_Given request_
Output the material beneath this task exactly, images excluded.

_Dataset listings of figures_
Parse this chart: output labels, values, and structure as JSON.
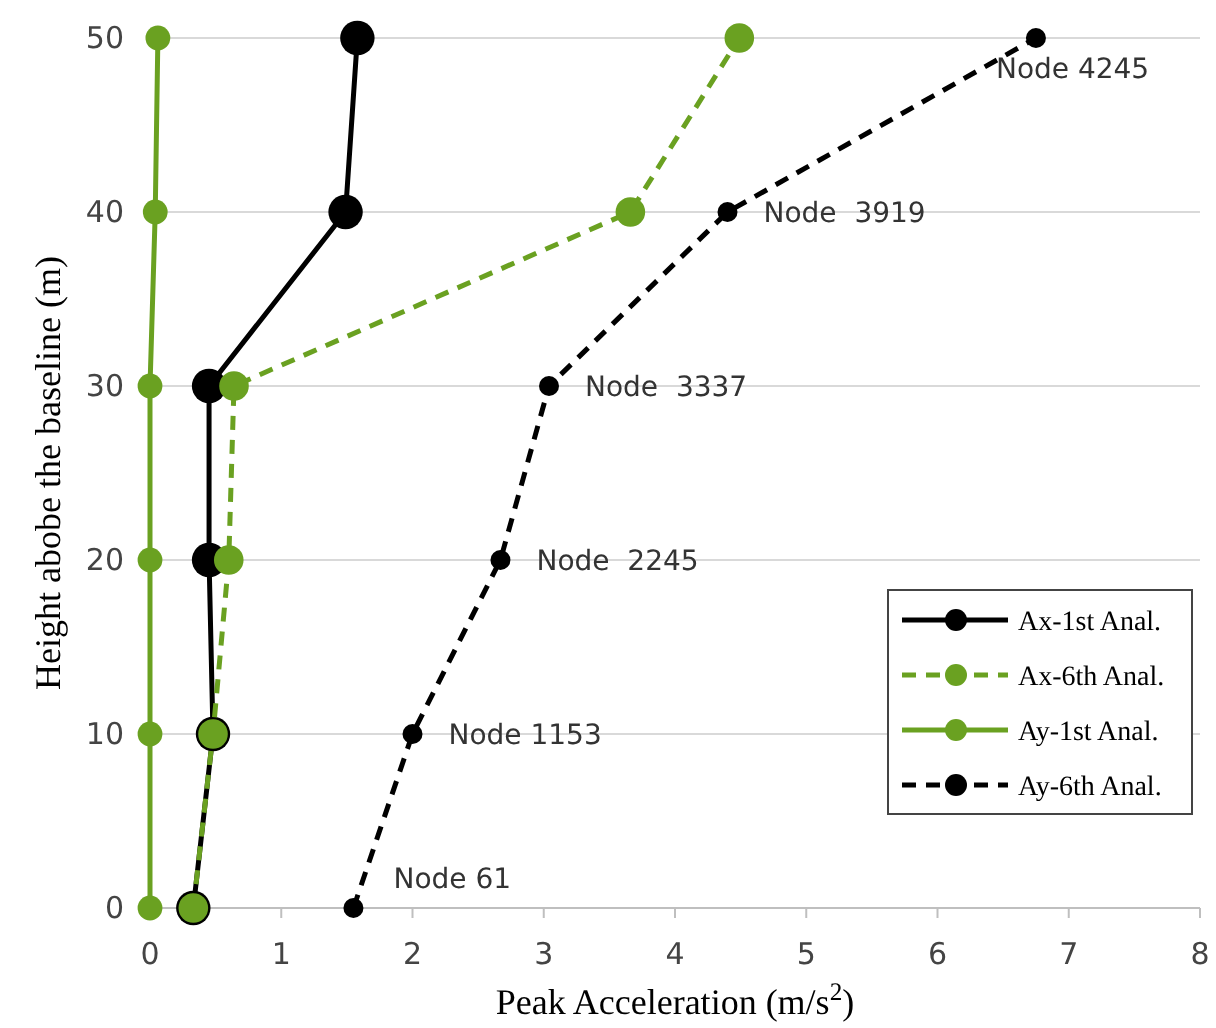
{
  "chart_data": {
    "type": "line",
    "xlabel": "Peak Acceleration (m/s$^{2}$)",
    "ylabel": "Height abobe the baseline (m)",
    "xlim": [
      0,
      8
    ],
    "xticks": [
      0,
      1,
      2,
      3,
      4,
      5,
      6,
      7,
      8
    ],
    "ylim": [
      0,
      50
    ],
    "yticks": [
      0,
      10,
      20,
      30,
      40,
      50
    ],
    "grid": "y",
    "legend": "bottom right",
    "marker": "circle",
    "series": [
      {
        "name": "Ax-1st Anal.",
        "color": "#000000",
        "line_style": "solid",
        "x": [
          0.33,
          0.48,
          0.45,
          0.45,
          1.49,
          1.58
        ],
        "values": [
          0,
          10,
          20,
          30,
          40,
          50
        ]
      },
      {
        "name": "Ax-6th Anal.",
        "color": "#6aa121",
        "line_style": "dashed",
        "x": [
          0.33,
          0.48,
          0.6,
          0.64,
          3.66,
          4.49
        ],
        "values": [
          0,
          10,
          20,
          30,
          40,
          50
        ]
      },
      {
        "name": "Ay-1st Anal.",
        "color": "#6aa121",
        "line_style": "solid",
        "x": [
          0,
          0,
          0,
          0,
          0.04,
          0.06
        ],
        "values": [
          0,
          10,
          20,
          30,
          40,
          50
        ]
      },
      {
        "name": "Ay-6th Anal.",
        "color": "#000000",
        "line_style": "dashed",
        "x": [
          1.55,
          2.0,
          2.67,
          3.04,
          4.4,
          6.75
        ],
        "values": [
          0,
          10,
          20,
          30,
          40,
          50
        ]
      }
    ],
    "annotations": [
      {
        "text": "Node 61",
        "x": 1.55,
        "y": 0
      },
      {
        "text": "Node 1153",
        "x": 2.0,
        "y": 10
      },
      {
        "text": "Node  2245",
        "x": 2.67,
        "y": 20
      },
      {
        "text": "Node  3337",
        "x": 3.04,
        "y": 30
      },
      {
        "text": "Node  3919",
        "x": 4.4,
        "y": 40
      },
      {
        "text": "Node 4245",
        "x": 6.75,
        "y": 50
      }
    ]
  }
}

_The result_
Parse this chart: output labels, values, and structure as JSON.
{
  "chart_data": {
    "type": "line",
    "xlabel": "Peak Acceleration (m/s$^{2}$)",
    "ylabel": "Height abobe the baseline (m)",
    "xlim": [
      0,
      8
    ],
    "xticks": [
      0,
      1,
      2,
      3,
      4,
      5,
      6,
      7,
      8
    ],
    "ylim": [
      0,
      50
    ],
    "yticks": [
      0,
      10,
      20,
      30,
      40,
      50
    ],
    "grid": "y",
    "legend": "bottom right",
    "marker": "circle",
    "series": [
      {
        "name": "Ax-1st Anal.",
        "color": "#000000",
        "line_style": "solid",
        "x": [
          0.33,
          0.48,
          0.45,
          0.45,
          1.49,
          1.58
        ],
        "values": [
          0,
          10,
          20,
          30,
          40,
          50
        ]
      },
      {
        "name": "Ax-6th Anal.",
        "color": "#6aa121",
        "line_style": "dashed",
        "x": [
          0.33,
          0.48,
          0.6,
          0.64,
          3.66,
          4.49
        ],
        "values": [
          0,
          10,
          20,
          30,
          40,
          50
        ]
      },
      {
        "name": "Ay-1st Anal.",
        "color": "#6aa121",
        "line_style": "solid",
        "x": [
          0,
          0,
          0,
          0,
          0.04,
          0.06
        ],
        "values": [
          0,
          10,
          20,
          30,
          40,
          50
        ]
      },
      {
        "name": "Ay-6th Anal.",
        "color": "#000000",
        "line_style": "dashed",
        "x": [
          1.55,
          2.0,
          2.67,
          3.04,
          4.4,
          6.75
        ],
        "values": [
          0,
          10,
          20,
          30,
          40,
          50
        ]
      }
    ],
    "annotations": [
      {
        "text": "Node 61",
        "x": 1.55,
        "y": 0
      },
      {
        "text": "Node 1153",
        "x": 2.0,
        "y": 10
      },
      {
        "text": "Node  2245",
        "x": 2.67,
        "y": 20
      },
      {
        "text": "Node  3337",
        "x": 3.04,
        "y": 30
      },
      {
        "text": "Node  3919",
        "x": 4.4,
        "y": 40
      },
      {
        "text": "Node 4245",
        "x": 6.75,
        "y": 50
      }
    ]
  }
}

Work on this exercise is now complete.